• _Stated task_:
Below are the records; pull every line that includes "Erfolgsquoten".

Saved data entries

--*--

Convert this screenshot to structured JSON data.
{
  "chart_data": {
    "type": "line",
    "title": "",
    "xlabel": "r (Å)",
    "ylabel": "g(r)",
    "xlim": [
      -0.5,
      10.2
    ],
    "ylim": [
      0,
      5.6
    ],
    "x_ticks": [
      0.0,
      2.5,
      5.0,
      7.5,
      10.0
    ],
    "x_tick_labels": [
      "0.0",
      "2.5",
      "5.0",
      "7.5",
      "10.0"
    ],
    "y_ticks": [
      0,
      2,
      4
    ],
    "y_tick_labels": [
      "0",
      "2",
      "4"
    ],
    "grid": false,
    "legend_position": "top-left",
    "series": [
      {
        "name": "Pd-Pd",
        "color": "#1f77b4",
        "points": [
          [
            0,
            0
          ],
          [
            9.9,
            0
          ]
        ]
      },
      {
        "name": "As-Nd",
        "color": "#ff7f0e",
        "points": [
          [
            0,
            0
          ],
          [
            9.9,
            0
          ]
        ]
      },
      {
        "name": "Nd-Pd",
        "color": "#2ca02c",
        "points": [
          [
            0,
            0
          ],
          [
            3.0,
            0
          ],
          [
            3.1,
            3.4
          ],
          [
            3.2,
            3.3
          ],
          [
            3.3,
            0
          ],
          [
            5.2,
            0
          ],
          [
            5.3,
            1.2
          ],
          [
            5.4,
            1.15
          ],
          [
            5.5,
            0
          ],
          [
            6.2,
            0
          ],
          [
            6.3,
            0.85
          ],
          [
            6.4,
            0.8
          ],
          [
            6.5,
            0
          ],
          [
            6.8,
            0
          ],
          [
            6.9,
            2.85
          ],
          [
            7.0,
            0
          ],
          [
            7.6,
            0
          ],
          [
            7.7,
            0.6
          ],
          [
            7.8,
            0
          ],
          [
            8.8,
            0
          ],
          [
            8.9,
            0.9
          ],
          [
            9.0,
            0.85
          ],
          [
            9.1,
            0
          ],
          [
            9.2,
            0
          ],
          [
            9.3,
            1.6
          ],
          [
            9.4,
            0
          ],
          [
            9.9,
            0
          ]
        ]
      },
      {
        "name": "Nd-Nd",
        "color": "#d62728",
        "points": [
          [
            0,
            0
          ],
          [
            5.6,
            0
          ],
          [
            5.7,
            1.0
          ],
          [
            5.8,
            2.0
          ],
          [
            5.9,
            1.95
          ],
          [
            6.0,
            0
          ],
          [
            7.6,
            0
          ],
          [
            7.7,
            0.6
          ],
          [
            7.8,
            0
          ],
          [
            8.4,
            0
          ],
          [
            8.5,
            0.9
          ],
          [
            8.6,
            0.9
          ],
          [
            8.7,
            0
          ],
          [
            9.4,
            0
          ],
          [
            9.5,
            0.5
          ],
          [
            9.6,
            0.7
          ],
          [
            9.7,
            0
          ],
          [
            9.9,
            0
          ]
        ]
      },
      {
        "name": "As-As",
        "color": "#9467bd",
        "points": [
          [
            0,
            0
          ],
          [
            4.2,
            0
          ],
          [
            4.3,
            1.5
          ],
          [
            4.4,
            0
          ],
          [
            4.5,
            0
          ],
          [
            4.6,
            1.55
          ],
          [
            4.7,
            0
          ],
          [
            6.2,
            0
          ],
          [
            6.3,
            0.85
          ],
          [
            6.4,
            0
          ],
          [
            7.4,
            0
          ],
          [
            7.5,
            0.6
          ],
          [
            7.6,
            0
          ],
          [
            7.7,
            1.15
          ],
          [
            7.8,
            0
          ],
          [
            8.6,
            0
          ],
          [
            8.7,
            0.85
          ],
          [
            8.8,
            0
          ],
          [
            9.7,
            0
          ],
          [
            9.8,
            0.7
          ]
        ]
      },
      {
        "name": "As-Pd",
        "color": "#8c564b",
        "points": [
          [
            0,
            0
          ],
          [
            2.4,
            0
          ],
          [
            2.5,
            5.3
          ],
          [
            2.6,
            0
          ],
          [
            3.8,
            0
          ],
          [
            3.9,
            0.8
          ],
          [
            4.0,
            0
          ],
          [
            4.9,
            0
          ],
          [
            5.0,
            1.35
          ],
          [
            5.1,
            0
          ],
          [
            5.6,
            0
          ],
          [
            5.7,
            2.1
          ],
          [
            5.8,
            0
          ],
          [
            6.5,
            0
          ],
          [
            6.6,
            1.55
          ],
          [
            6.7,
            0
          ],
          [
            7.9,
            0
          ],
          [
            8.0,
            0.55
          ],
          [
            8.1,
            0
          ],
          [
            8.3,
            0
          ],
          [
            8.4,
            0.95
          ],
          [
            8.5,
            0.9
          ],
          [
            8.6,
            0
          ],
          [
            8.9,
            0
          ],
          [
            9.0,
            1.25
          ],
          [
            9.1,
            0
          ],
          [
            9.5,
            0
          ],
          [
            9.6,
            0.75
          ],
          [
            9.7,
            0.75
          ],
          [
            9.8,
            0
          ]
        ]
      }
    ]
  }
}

--*--

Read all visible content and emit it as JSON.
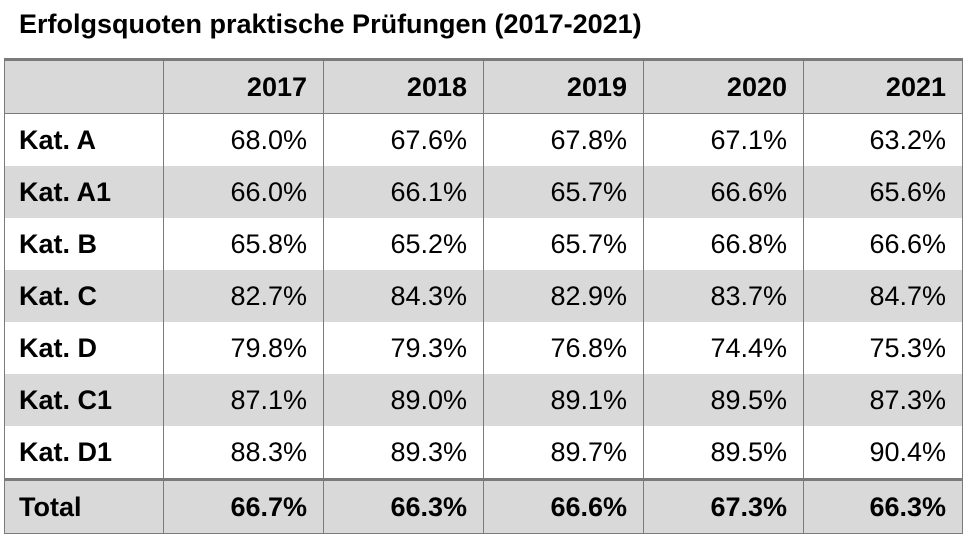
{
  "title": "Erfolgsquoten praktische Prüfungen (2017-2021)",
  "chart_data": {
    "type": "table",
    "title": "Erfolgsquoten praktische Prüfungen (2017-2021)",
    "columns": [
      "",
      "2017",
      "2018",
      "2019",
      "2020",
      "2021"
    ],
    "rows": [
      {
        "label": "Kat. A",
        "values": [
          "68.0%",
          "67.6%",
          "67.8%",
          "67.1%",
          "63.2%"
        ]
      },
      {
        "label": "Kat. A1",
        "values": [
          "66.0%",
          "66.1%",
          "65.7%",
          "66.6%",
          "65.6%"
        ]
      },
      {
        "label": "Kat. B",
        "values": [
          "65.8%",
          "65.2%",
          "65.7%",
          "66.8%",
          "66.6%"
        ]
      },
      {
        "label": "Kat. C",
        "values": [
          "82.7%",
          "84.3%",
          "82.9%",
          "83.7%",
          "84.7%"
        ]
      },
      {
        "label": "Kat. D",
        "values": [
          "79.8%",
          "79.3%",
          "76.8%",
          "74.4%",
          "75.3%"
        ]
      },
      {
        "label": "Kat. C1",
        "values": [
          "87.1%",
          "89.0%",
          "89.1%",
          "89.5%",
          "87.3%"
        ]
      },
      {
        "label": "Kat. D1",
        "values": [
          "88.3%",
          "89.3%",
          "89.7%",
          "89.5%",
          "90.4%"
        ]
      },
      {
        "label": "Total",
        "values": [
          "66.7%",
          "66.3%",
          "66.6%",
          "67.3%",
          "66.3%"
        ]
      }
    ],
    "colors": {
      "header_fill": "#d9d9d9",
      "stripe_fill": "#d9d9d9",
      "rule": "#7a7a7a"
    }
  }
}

--*--

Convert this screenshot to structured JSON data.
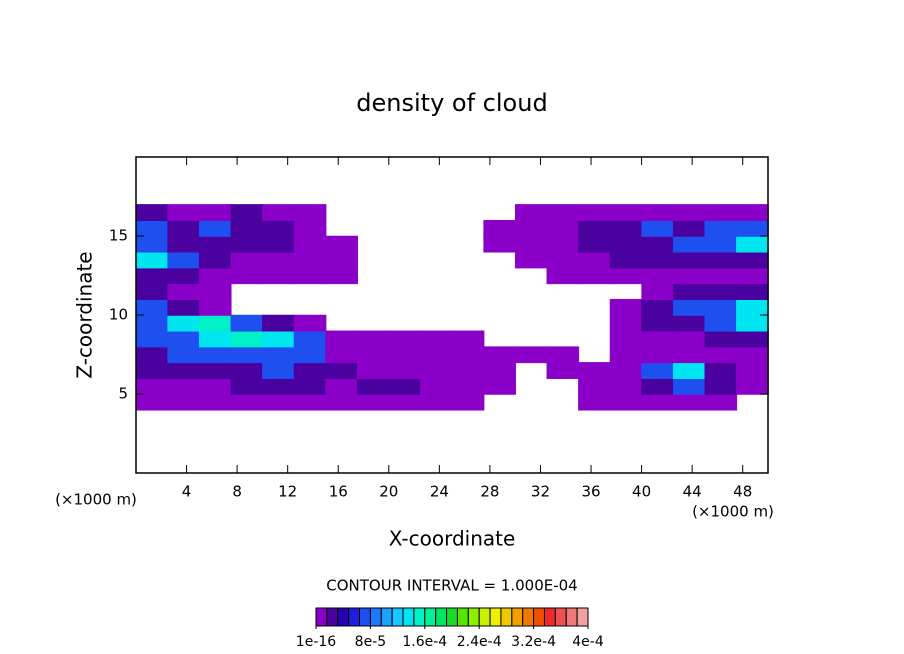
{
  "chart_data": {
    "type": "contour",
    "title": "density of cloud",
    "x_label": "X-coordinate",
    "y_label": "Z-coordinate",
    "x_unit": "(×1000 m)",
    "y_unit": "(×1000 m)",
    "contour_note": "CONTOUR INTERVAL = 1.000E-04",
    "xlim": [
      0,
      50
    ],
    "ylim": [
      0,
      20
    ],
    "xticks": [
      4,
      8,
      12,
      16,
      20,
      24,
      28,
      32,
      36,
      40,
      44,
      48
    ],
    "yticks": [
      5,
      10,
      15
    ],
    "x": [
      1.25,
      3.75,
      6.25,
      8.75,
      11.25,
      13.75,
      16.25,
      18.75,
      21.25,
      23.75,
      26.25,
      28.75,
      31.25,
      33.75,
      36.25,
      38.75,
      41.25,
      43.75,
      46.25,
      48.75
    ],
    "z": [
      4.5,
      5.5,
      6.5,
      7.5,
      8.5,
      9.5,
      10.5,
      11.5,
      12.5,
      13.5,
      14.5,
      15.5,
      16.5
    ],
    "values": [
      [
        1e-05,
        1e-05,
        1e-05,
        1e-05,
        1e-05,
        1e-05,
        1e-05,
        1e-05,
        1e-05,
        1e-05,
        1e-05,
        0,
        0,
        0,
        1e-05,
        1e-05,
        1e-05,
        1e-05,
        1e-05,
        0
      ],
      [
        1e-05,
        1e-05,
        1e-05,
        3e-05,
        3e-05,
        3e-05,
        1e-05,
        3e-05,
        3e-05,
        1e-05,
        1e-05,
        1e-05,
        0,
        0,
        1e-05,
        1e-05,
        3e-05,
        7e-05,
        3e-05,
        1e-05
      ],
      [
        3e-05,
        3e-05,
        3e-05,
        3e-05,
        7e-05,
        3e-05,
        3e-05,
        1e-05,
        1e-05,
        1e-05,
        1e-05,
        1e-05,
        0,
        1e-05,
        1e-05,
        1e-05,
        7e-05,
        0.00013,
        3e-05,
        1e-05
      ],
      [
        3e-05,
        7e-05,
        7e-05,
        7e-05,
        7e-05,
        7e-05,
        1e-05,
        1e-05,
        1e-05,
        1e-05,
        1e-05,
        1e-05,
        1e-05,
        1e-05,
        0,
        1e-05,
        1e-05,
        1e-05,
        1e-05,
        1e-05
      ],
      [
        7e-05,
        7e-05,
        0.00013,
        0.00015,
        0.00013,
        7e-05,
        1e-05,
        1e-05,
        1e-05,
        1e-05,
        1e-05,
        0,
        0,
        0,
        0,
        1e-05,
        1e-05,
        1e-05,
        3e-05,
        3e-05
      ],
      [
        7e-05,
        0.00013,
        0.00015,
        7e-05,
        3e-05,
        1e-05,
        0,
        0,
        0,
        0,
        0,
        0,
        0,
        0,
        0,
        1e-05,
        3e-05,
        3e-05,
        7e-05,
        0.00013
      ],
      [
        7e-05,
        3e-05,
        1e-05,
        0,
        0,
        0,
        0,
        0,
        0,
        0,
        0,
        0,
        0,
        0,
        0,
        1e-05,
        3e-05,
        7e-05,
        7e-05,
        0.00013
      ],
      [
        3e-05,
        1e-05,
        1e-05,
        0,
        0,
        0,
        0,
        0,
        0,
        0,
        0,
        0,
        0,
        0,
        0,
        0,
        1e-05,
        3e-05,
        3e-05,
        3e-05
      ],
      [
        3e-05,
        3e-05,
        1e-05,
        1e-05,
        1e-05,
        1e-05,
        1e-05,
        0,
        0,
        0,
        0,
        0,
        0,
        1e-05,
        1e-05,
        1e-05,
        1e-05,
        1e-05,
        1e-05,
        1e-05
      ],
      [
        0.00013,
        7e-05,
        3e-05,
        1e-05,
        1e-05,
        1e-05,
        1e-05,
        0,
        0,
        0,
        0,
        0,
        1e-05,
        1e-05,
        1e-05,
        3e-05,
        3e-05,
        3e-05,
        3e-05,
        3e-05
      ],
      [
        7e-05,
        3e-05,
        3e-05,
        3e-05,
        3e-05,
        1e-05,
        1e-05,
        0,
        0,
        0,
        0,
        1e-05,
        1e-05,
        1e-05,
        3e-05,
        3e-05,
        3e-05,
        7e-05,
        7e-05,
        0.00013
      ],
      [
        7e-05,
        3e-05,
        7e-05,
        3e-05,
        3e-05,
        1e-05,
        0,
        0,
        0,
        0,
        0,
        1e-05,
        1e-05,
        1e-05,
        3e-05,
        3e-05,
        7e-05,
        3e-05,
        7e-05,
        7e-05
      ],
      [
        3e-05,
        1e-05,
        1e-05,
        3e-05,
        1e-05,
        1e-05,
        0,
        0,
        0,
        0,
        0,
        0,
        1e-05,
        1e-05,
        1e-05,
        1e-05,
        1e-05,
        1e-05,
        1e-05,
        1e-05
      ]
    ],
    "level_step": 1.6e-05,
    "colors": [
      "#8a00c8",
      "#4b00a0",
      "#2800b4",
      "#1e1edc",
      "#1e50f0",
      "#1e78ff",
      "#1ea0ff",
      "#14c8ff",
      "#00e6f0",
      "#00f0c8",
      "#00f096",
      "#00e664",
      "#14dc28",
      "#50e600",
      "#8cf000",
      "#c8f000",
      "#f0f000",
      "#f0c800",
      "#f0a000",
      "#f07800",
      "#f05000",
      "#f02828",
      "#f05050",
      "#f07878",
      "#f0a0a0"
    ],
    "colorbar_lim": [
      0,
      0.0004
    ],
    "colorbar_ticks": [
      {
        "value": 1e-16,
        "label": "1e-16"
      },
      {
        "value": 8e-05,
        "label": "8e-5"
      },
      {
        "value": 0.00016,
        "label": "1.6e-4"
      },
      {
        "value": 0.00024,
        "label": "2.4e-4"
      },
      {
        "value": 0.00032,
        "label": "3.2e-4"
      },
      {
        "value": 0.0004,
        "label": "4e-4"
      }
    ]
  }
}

--*--

• _Solution to this exercise_:
  "title": "Erfolgsquoten praktische Prüfungen (2017-2021)",
    "title": "Erfolgsquoten praktische Prüfungen (2017-2021)",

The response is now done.